(begin)
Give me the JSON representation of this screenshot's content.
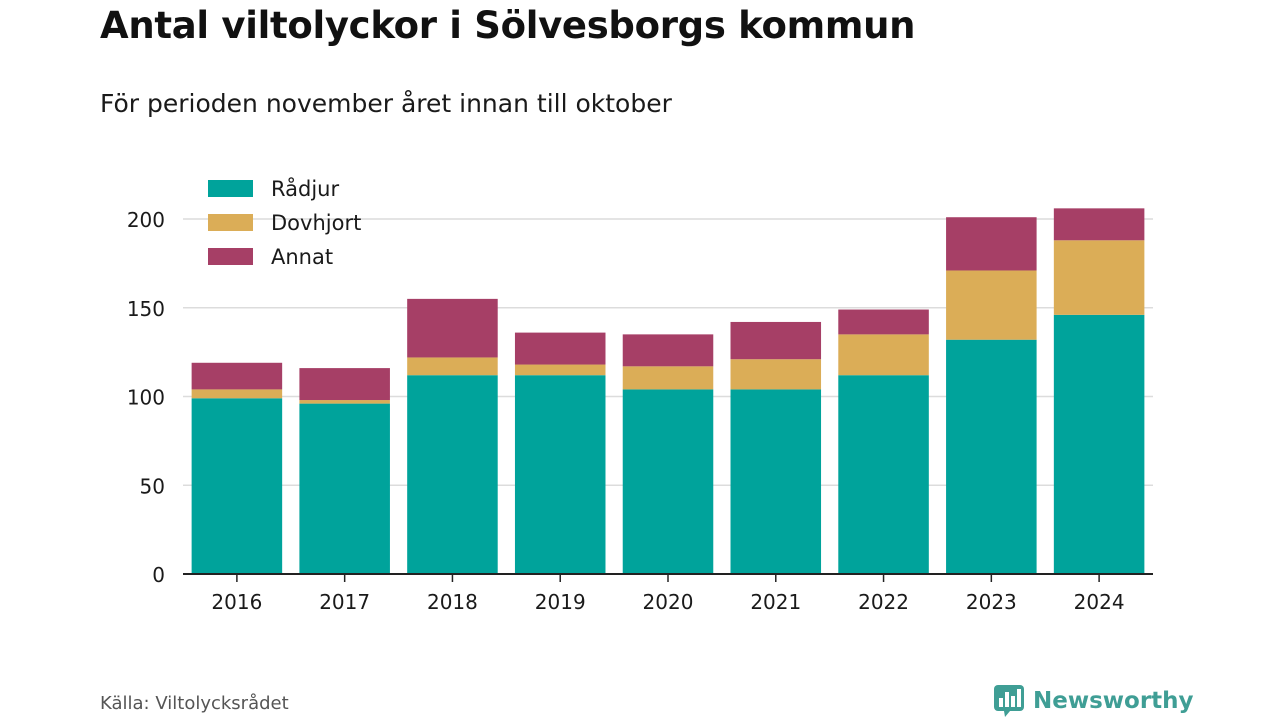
{
  "header": {
    "title": "Antal viltolyckor i Sölvesborgs kommun",
    "subtitle": "För perioden november året innan till oktober"
  },
  "footer": {
    "source": "Källa: Viltolycksrådet",
    "brand": "Newsworthy",
    "brand_color": "#3f9e95",
    "brand_icon": "bar-chart-icon"
  },
  "chart_data": {
    "type": "bar",
    "stacked": true,
    "categories": [
      "2016",
      "2017",
      "2018",
      "2019",
      "2020",
      "2021",
      "2022",
      "2023",
      "2024"
    ],
    "series": [
      {
        "name": "Rådjur",
        "color": "#00a39b",
        "values": [
          99,
          96,
          112,
          112,
          104,
          104,
          112,
          132,
          146
        ]
      },
      {
        "name": "Dovhjort",
        "color": "#dbad57",
        "values": [
          5,
          2,
          10,
          6,
          13,
          17,
          23,
          39,
          42
        ]
      },
      {
        "name": "Annat",
        "color": "#a63f66",
        "values": [
          15,
          18,
          33,
          18,
          18,
          21,
          14,
          30,
          18
        ]
      }
    ],
    "ylim": [
      0,
      200
    ],
    "yticks": [
      0,
      50,
      100,
      150,
      200
    ],
    "grid": true,
    "legend_position": "top-left"
  }
}
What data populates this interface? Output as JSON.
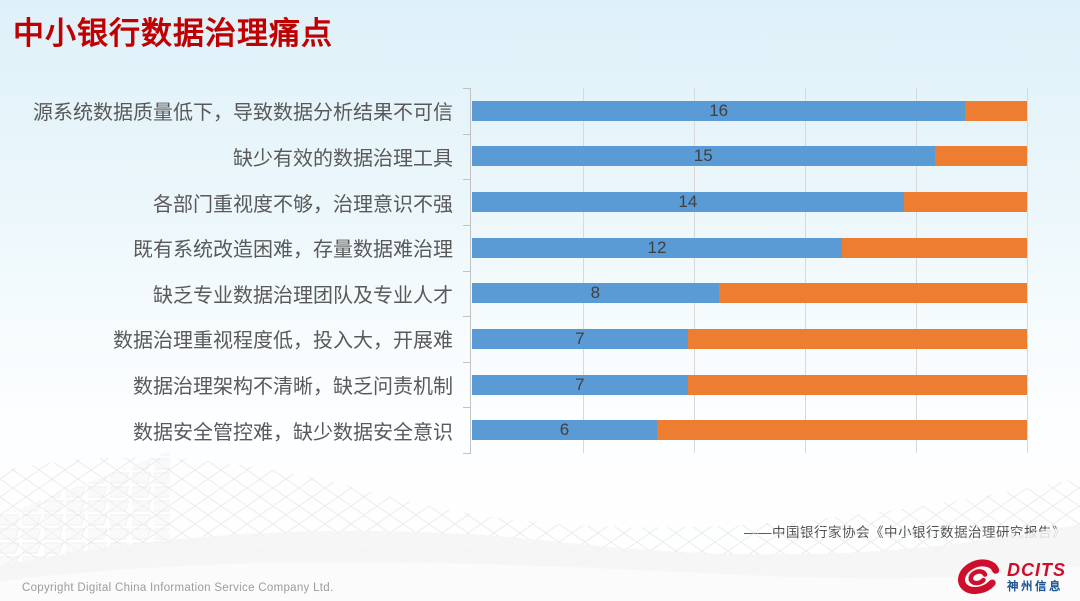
{
  "slide": {
    "title": "中小银行数据治理痛点",
    "source": "——中国银行家协会《中小银行数据治理研究报告》",
    "footer": {
      "copyright": "Copyright  Digital China Information Service Company Ltd.",
      "logo_word": "DCITS",
      "logo_chinese": "神州信息"
    }
  },
  "colors": {
    "title": "#C00000",
    "bar_blue": "#5B9BD5",
    "bar_orange": "#ED7D31",
    "gridline": "#D9D9D9",
    "axis": "#C2C2C2",
    "label": "#595959",
    "value_label": "#404040",
    "source_text": "#4F4F4F",
    "copyright_text": "#9C9C9C",
    "logo_red": "#CE0E2D",
    "logo_blue": "#1B5290"
  },
  "chart_data": {
    "type": "bar",
    "orientation": "horizontal",
    "stacked": true,
    "title": "",
    "xlabel": "",
    "ylabel": "",
    "categories": [
      "源系统数据质量低下，导致数据分析结果不可信",
      "缺少有效的数据治理工具",
      "各部门重视度不够，治理意识不强",
      "既有系统改造困难，存量数据难治理",
      "缺乏专业数据治理团队及专业人才",
      "数据治理重视程度低，投入大，开展难",
      "数据治理架构不清晰，缺乏问责机制",
      "数据安全管控难，缺少数据安全意识"
    ],
    "series": [
      {
        "name": "blue-segment",
        "color": "#5B9BD5",
        "values": [
          16,
          15,
          14,
          12,
          8,
          7,
          7,
          6
        ]
      },
      {
        "name": "orange-segment",
        "color": "#ED7D31",
        "values": [
          2,
          3,
          4,
          6,
          10,
          11,
          11,
          12
        ]
      }
    ],
    "value_labels": [
      "16",
      "15",
      "14",
      "12",
      "8",
      "7",
      "7",
      "6"
    ],
    "xlim": [
      0,
      18
    ],
    "gridline_count": 5,
    "grid": true,
    "legend": "none"
  }
}
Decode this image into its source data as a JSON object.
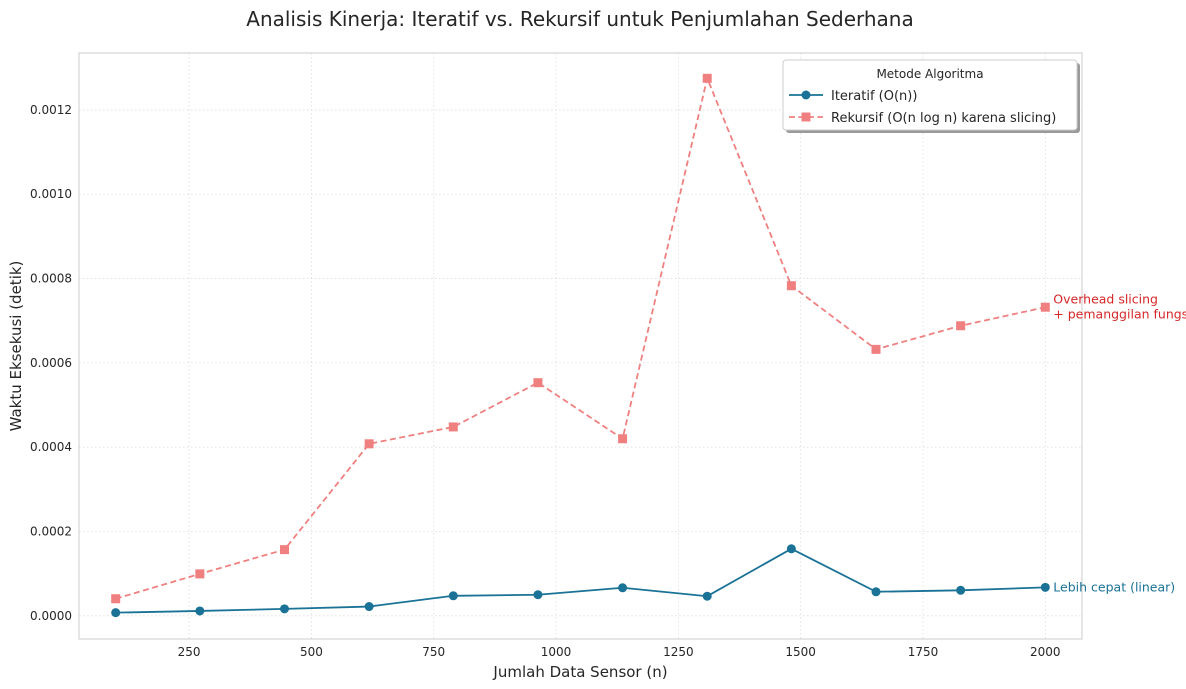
{
  "colors": {
    "iteratif": "#1a7296",
    "rekursif": "#f08080",
    "annot_iteratif": "#1a7296",
    "annot_rekursif": "#d62728",
    "frame": "#cccccc"
  },
  "chart_data": {
    "type": "line",
    "title": "Analisis Kinerja: Iteratif vs. Rekursif untuk Penjumlahan Sederhana",
    "xlabel": "Jumlah Data Sensor (n)",
    "ylabel": "Waktu Eksekusi (detik)",
    "xlim": [
      25,
      2075
    ],
    "ylim": [
      -5.5e-05,
      0.001335
    ],
    "xticks": [
      250,
      500,
      750,
      1000,
      1250,
      1500,
      1750,
      2000
    ],
    "xtick_labels": [
      "250",
      "500",
      "750",
      "1000",
      "1250",
      "1500",
      "1750",
      "2000"
    ],
    "yticks": [
      0.0,
      0.0002,
      0.0004,
      0.0006,
      0.0008,
      0.001,
      0.0012
    ],
    "ytick_labels": [
      "0.0000",
      "0.0002",
      "0.0004",
      "0.0006",
      "0.0008",
      "0.0010",
      "0.0012"
    ],
    "grid": true,
    "legend_title": "Metode Algoritma",
    "legend_position": "top-right",
    "x": [
      100,
      272,
      445,
      618,
      790,
      963,
      1136,
      1309,
      1481,
      1654,
      1827,
      2000
    ],
    "series": [
      {
        "name": "Iteratif (O(n))",
        "key": "iteratif",
        "style": "solid",
        "marker": "circle",
        "values": [
          7.5e-06,
          1.15e-05,
          1.65e-05,
          2.2e-05,
          4.75e-05,
          5e-05,
          6.65e-05,
          4.65e-05,
          0.000159,
          5.7e-05,
          6.05e-05,
          6.75e-05
        ]
      },
      {
        "name": "Rekursif (O(n log n) karena slicing)",
        "key": "rekursif",
        "style": "dashed",
        "marker": "square",
        "values": [
          4.05e-05,
          9.95e-05,
          0.000157,
          0.000408,
          0.000448,
          0.000553,
          0.00042,
          0.001275,
          0.000783,
          0.000632,
          0.000688,
          0.000732
        ]
      }
    ],
    "annotations": [
      {
        "series": "rekursif",
        "lines": [
          "Overhead slicing",
          "+ pemanggilan fungsi"
        ]
      },
      {
        "series": "iteratif",
        "lines": [
          "Lebih cepat (linear)"
        ]
      }
    ]
  }
}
(end)
WHAT YOU SHOULD DO: Search the entries for the word "segment" and gather every line where it appears.

TASK OUTPUT:
        "name": "blue-segment",
        "name": "orange-segment",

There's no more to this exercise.